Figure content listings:
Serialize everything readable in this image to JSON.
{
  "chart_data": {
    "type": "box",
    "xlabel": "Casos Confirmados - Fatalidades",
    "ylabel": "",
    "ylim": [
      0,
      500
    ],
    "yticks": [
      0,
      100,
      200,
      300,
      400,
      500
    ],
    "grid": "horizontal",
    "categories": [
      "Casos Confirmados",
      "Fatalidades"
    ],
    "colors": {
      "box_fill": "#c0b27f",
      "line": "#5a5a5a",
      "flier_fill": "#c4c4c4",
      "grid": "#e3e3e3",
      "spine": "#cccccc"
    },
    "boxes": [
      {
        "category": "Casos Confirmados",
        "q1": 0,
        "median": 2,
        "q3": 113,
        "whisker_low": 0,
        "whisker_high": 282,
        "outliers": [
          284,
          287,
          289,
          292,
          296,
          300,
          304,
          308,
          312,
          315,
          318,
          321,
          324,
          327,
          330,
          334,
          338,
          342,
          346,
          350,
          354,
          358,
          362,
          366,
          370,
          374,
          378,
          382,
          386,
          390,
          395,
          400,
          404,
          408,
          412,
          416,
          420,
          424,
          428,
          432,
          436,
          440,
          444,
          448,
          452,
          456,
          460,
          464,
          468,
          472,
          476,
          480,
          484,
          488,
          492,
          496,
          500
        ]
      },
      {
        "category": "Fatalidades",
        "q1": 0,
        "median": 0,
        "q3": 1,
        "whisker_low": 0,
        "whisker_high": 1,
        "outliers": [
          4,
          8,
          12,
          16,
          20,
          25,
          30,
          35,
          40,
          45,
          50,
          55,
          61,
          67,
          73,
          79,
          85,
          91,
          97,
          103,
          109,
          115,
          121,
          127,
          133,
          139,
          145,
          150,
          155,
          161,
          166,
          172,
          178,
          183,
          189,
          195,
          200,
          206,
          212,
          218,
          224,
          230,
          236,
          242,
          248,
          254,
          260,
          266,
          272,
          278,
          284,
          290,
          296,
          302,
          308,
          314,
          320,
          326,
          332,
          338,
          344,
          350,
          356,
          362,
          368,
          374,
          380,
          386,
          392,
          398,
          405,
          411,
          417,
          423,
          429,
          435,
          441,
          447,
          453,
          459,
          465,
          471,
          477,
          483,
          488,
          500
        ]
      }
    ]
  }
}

▶ PROBLEM REQUIREMENTS
Above are the records; retype every one exactly.

▶ SOLUTION
Serialize everything readable in this image to JSON.
{
  "chart_data": {
    "type": "box",
    "xlabel": "Casos Confirmados - Fatalidades",
    "ylabel": "",
    "ylim": [
      0,
      500
    ],
    "yticks": [
      0,
      100,
      200,
      300,
      400,
      500
    ],
    "grid": "horizontal",
    "categories": [
      "Casos Confirmados",
      "Fatalidades"
    ],
    "colors": {
      "box_fill": "#c0b27f",
      "line": "#5a5a5a",
      "flier_fill": "#c4c4c4",
      "grid": "#e3e3e3",
      "spine": "#cccccc"
    },
    "boxes": [
      {
        "category": "Casos Confirmados",
        "q1": 0,
        "median": 2,
        "q3": 113,
        "whisker_low": 0,
        "whisker_high": 282,
        "outliers": [
          284,
          287,
          289,
          292,
          296,
          300,
          304,
          308,
          312,
          315,
          318,
          321,
          324,
          327,
          330,
          334,
          338,
          342,
          346,
          350,
          354,
          358,
          362,
          366,
          370,
          374,
          378,
          382,
          386,
          390,
          395,
          400,
          404,
          408,
          412,
          416,
          420,
          424,
          428,
          432,
          436,
          440,
          444,
          448,
          452,
          456,
          460,
          464,
          468,
          472,
          476,
          480,
          484,
          488,
          492,
          496,
          500
        ]
      },
      {
        "category": "Fatalidades",
        "q1": 0,
        "median": 0,
        "q3": 1,
        "whisker_low": 0,
        "whisker_high": 1,
        "outliers": [
          4,
          8,
          12,
          16,
          20,
          25,
          30,
          35,
          40,
          45,
          50,
          55,
          61,
          67,
          73,
          79,
          85,
          91,
          97,
          103,
          109,
          115,
          121,
          127,
          133,
          139,
          145,
          150,
          155,
          161,
          166,
          172,
          178,
          183,
          189,
          195,
          200,
          206,
          212,
          218,
          224,
          230,
          236,
          242,
          248,
          254,
          260,
          266,
          272,
          278,
          284,
          290,
          296,
          302,
          308,
          314,
          320,
          326,
          332,
          338,
          344,
          350,
          356,
          362,
          368,
          374,
          380,
          386,
          392,
          398,
          405,
          411,
          417,
          423,
          429,
          435,
          441,
          447,
          453,
          459,
          465,
          471,
          477,
          483,
          488,
          500
        ]
      }
    ]
  }
}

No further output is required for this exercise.